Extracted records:
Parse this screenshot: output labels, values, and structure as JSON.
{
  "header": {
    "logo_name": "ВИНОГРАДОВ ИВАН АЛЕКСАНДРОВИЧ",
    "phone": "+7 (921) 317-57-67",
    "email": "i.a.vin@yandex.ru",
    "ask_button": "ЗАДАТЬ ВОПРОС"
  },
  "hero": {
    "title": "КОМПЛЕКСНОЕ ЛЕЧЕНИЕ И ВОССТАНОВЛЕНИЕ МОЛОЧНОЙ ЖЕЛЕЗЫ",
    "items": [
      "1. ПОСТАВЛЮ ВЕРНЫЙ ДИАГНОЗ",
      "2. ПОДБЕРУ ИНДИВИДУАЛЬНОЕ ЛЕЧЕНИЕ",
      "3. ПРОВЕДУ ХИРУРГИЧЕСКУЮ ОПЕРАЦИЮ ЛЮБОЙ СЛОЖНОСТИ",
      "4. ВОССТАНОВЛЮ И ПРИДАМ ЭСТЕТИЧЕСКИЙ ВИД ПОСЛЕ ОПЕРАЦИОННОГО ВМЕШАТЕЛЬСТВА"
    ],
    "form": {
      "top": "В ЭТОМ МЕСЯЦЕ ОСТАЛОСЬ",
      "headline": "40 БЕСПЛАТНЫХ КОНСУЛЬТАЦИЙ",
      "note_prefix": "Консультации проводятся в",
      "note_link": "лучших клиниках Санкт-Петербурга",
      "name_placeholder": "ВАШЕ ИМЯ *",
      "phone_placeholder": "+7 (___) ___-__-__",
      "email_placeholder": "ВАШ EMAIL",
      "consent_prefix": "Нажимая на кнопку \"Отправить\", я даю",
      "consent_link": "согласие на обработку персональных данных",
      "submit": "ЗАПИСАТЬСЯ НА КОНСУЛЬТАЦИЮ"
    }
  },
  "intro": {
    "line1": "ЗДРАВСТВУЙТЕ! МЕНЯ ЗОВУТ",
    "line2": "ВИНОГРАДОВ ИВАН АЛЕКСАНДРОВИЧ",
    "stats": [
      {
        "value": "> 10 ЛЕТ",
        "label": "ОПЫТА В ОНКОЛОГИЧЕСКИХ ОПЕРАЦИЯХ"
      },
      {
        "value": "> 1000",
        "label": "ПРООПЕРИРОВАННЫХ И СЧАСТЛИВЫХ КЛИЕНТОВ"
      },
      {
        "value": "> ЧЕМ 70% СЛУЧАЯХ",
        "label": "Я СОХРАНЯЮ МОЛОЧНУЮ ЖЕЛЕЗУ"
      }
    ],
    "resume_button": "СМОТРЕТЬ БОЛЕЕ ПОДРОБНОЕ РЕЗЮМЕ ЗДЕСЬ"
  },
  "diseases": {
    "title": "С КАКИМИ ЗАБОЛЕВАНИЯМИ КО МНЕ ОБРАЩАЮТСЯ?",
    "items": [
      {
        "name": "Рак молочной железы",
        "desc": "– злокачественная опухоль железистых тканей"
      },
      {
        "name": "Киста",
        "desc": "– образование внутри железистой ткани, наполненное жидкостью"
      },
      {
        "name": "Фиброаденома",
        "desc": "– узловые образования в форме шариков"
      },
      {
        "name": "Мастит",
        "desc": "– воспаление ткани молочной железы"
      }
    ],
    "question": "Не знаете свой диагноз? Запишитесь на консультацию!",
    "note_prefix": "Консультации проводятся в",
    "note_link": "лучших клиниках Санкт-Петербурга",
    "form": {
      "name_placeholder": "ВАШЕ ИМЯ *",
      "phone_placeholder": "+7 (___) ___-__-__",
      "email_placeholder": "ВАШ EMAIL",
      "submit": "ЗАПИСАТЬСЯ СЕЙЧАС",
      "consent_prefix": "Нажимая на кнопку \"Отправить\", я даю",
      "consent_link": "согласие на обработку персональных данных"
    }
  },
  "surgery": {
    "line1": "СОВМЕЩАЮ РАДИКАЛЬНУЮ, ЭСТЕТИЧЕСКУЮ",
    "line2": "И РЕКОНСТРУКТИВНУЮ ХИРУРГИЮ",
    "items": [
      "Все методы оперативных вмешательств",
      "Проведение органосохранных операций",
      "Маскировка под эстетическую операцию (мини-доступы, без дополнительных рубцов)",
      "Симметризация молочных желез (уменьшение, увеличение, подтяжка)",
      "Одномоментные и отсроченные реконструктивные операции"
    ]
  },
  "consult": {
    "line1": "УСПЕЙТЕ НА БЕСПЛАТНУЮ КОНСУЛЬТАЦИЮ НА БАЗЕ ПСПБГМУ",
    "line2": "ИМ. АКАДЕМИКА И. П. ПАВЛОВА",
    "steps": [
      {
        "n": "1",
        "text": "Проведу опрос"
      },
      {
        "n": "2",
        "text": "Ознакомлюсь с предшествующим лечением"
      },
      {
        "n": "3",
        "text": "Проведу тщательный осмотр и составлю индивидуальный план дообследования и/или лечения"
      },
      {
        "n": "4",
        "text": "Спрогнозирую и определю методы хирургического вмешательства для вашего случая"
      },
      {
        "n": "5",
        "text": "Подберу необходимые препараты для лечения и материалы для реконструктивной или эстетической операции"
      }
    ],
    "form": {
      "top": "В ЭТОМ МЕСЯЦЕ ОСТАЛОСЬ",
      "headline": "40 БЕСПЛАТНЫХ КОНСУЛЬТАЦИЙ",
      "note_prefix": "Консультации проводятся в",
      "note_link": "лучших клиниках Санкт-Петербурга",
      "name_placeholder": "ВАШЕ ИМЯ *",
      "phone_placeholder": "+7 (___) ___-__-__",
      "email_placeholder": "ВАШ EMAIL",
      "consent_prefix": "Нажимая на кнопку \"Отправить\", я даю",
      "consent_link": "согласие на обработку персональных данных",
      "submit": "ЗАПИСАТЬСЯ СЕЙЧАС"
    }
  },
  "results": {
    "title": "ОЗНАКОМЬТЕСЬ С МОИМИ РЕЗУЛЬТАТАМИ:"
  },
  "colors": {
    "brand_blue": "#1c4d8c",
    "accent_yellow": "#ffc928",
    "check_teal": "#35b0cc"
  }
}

■ **Exercise requirements**
Nothing should be left out: repeat all of the data exactly.

■ **Answer for this exercise**
Parse this screenshot: output labels, values, and structure as JSON.
{
  "header": {
    "logo_name": "ВИНОГРАДОВ ИВАН АЛЕКСАНДРОВИЧ",
    "phone": "+7 (921) 317-57-67",
    "email": "i.a.vin@yandex.ru",
    "ask_button": "ЗАДАТЬ ВОПРОС"
  },
  "hero": {
    "title": "КОМПЛЕКСНОЕ ЛЕЧЕНИЕ И ВОССТАНОВЛЕНИЕ МОЛОЧНОЙ ЖЕЛЕЗЫ",
    "items": [
      "1. ПОСТАВЛЮ ВЕРНЫЙ ДИАГНОЗ",
      "2. ПОДБЕРУ ИНДИВИДУАЛЬНОЕ ЛЕЧЕНИЕ",
      "3. ПРОВЕДУ ХИРУРГИЧЕСКУЮ ОПЕРАЦИЮ ЛЮБОЙ СЛОЖНОСТИ",
      "4. ВОССТАНОВЛЮ И ПРИДАМ ЭСТЕТИЧЕСКИЙ ВИД ПОСЛЕ ОПЕРАЦИОННОГО ВМЕШАТЕЛЬСТВА"
    ],
    "form": {
      "top": "В ЭТОМ МЕСЯЦЕ ОСТАЛОСЬ",
      "headline": "40 БЕСПЛАТНЫХ КОНСУЛЬТАЦИЙ",
      "note_prefix": "Консультации проводятся в",
      "note_link": "лучших клиниках Санкт-Петербурга",
      "name_placeholder": "ВАШЕ ИМЯ *",
      "phone_placeholder": "+7 (___) ___-__-__",
      "email_placeholder": "ВАШ EMAIL",
      "consent_prefix": "Нажимая на кнопку \"Отправить\", я даю",
      "consent_link": "согласие на обработку персональных данных",
      "submit": "ЗАПИСАТЬСЯ НА КОНСУЛЬТАЦИЮ"
    }
  },
  "intro": {
    "line1": "ЗДРАВСТВУЙТЕ! МЕНЯ ЗОВУТ",
    "line2": "ВИНОГРАДОВ ИВАН АЛЕКСАНДРОВИЧ",
    "stats": [
      {
        "value": "> 10 ЛЕТ",
        "label": "ОПЫТА В ОНКОЛОГИЧЕСКИХ ОПЕРАЦИЯХ"
      },
      {
        "value": "> 1000",
        "label": "ПРООПЕРИРОВАННЫХ И СЧАСТЛИВЫХ КЛИЕНТОВ"
      },
      {
        "value": "> ЧЕМ 70% СЛУЧАЯХ",
        "label": "Я СОХРАНЯЮ МОЛОЧНУЮ ЖЕЛЕЗУ"
      }
    ],
    "resume_button": "СМОТРЕТЬ БОЛЕЕ ПОДРОБНОЕ РЕЗЮМЕ ЗДЕСЬ"
  },
  "diseases": {
    "title": "С КАКИМИ ЗАБОЛЕВАНИЯМИ КО МНЕ ОБРАЩАЮТСЯ?",
    "items": [
      {
        "name": "Рак молочной железы",
        "desc": "– злокачественная опухоль железистых тканей"
      },
      {
        "name": "Киста",
        "desc": "– образование внутри железистой ткани, наполненное жидкостью"
      },
      {
        "name": "Фиброаденома",
        "desc": "– узловые образования в форме шариков"
      },
      {
        "name": "Мастит",
        "desc": "– воспаление ткани молочной железы"
      }
    ],
    "question": "Не знаете свой диагноз? Запишитесь на консультацию!",
    "note_prefix": "Консультации проводятся в",
    "note_link": "лучших клиниках Санкт-Петербурга",
    "form": {
      "name_placeholder": "ВАШЕ ИМЯ *",
      "phone_placeholder": "+7 (___) ___-__-__",
      "email_placeholder": "ВАШ EMAIL",
      "submit": "ЗАПИСАТЬСЯ СЕЙЧАС",
      "consent_prefix": "Нажимая на кнопку \"Отправить\", я даю",
      "consent_link": "согласие на обработку персональных данных"
    }
  },
  "surgery": {
    "line1": "СОВМЕЩАЮ РАДИКАЛЬНУЮ, ЭСТЕТИЧЕСКУЮ",
    "line2": "И РЕКОНСТРУКТИВНУЮ ХИРУРГИЮ",
    "items": [
      "Все методы оперативных вмешательств",
      "Проведение органосохранных операций",
      "Маскировка под эстетическую операцию (мини-доступы, без дополнительных рубцов)",
      "Симметризация молочных желез (уменьшение, увеличение, подтяжка)",
      "Одномоментные и отсроченные реконструктивные операции"
    ]
  },
  "consult": {
    "line1": "УСПЕЙТЕ НА БЕСПЛАТНУЮ КОНСУЛЬТАЦИЮ НА БАЗЕ ПСПБГМУ",
    "line2": "ИМ. АКАДЕМИКА И. П. ПАВЛОВА",
    "steps": [
      {
        "n": "1",
        "text": "Проведу опрос"
      },
      {
        "n": "2",
        "text": "Ознакомлюсь с предшествующим лечением"
      },
      {
        "n": "3",
        "text": "Проведу тщательный осмотр и составлю индивидуальный план дообследования и/или лечения"
      },
      {
        "n": "4",
        "text": "Спрогнозирую и определю методы хирургического вмешательства для вашего случая"
      },
      {
        "n": "5",
        "text": "Подберу необходимые препараты для лечения и материалы для реконструктивной или эстетической операции"
      }
    ],
    "form": {
      "top": "В ЭТОМ МЕСЯЦЕ ОСТАЛОСЬ",
      "headline": "40 БЕСПЛАТНЫХ КОНСУЛЬТАЦИЙ",
      "note_prefix": "Консультации проводятся в",
      "note_link": "лучших клиниках Санкт-Петербурга",
      "name_placeholder": "ВАШЕ ИМЯ *",
      "phone_placeholder": "+7 (___) ___-__-__",
      "email_placeholder": "ВАШ EMAIL",
      "consent_prefix": "Нажимая на кнопку \"Отправить\", я даю",
      "consent_link": "согласие на обработку персональных данных",
      "submit": "ЗАПИСАТЬСЯ СЕЙЧАС"
    }
  },
  "results": {
    "title": "ОЗНАКОМЬТЕСЬ С МОИМИ РЕЗУЛЬТАТАМИ:"
  },
  "colors": {
    "brand_blue": "#1c4d8c",
    "accent_yellow": "#ffc928",
    "check_teal": "#35b0cc"
  }
}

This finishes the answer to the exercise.